• _Selected extract_
☆ ☆ ☆ ☆

Muhlenberg College ‘New Visions’ Festival Showcases Directorial Talents, Nov. 30 – Dec. 4

Allentown, PA — Two talented Muhlenberg College senior directing students will present their work in Muhlenberg Theatre & Dance’s “New Visions Directors’ Festival: Falling,” Nov. 30 – Dec. 4.

The evening includes 19th century playwright Oscar Wilde’s “Salome,” based on the biblical tale of the beheading of John the Baptist, and 20th century playwright Sam Shepard’s ominous exploration of Cold War anxiety, “Icarus’s Mother.”

“Despite the fact that ‘Salome’ is classical in style and ‘Icarus’ uses American vernacular, the plays complement each other,” says “Icarus’s Mother” director Karina Fox. “They are both about identity and self-acceptance in a judgmental universe.”

Oscar Wilde’s “Salome,” directed by Simon Evans, tells the biblical story of Salome, Princess of Judea, stepdaughter of Herod, the lecherous ruler. Salome’s affections lie with the prophet Iokanaan (John the Baptist), who rejects her sexual advances. To Herod’s delight, Salome finally agrees to dance the infamous Dance of the Seven Veils. When Herod offers her anything she wants in return, Salome makes a startling and gruesome demand.

In a departure from theatrical tradition, all of the characters in this production of “Salome” are performed by female actors.  

“We are creating a sort of parallel universe where men do not exist and female queerness and sexuality can be celebrated,” Evans says. “I want to explore how women can be empowered through their bodies and through their actions.”

Evans says he hopes to create a world the late playwright would have been proud to experience.

“I think the queering of the tale is really true to Wilde’s vision,” he says. “I’m trying to pay tribute to a really brilliant man who had some really awful stuff happen to him.” Oscar Wilde died destitute and humiliated after his imprisonment for homosexuality.

Evans says he hopes to create “beautiful stage pictures while really allowing the bodies onstage to tell the story.” He sees this production as a collaborative effort among himself, the production team, and the show’s 13 actresses.

“I’m really interested in working with my collaborators and finding what feels best for everybody,” he says. “I’m definitely open to new things, and allowing for work to go in directions I never expected.”

Collaboration is a value Evans shares with “Icarus’s Mother” director Karina Fox.

☆ ☆ ☆ ☆

• _Provided material_
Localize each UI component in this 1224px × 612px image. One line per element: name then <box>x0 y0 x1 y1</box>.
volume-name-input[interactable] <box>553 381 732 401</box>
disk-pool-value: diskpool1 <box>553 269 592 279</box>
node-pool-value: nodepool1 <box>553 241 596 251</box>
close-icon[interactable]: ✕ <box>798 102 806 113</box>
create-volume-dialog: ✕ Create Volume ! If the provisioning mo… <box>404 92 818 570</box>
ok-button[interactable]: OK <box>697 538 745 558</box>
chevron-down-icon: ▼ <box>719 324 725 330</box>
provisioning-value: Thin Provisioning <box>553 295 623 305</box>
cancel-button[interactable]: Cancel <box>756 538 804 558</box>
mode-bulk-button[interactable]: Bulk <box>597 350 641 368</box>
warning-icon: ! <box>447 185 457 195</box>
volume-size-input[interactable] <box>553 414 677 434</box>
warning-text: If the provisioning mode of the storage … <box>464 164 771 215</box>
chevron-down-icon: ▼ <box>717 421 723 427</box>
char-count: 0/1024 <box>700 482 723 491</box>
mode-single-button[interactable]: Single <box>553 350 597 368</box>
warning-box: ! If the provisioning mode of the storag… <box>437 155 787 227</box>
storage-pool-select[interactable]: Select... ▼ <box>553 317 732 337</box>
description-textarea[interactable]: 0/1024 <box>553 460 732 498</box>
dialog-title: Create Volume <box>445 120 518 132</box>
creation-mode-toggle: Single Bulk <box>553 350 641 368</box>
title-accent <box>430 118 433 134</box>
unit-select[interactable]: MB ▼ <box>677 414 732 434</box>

☆ ☆ ☆ ☆

• _The tasks_
a - According to the festival article, how many actresses are in the cast of "Salome"?
b - Render this sentence from the festival article in Spanish: "In a departure from theatrical tradition, all of the characters in this production of “Salome” are performed by female actors."
c - Carry on the article about the New Visions Directors' Festival, picking up after its final sentence.

• _Outputs_
a - Thirteen.

b - Apartándose de la tradición teatral, todos los personajes de esta producción de «Salomé» son interpretados por actrices.

c -
“I love to work directly and collaboratively with actors because the show belongs to all of us,” she says.

In “Icarus’s Mother,” by Sam Shepard, a lazy picnic develops into a surreal nightmare. While a group of young picnickers waits for the fireworks, they start acting bizarrely — sending smoke signals from the barbecue, playing cruel mind games, and play-acting disasters. The group dynamic spins into chaos, and the disastrous fantasies somehow become a fiery reality.

“In this piece, Shepard takes a seemingly perfect world and allows it to devolve into something mysterious, complex, and even terrifying,” Fox says.

Like Evans, Fox draws a lot of inspiration from her playwright.

“I chose this play because of Shepard,” she says. “I think he’s one of our most insightful modern playwrights. He creates really complicated dramatic worlds that explore what it means to be human in new and inventive ways.”

“Shepard is widely produced and well-beloved,” she says. “It’s a great opportunity to work with one of his earlier, less-produced works because I have a chance to really make it my own.”

Fox’s actors have spent the past few months of rehearsal digging deeply into the world of the play, examining group dynamics and trying to figure out what they would do in the face of crisis, she says.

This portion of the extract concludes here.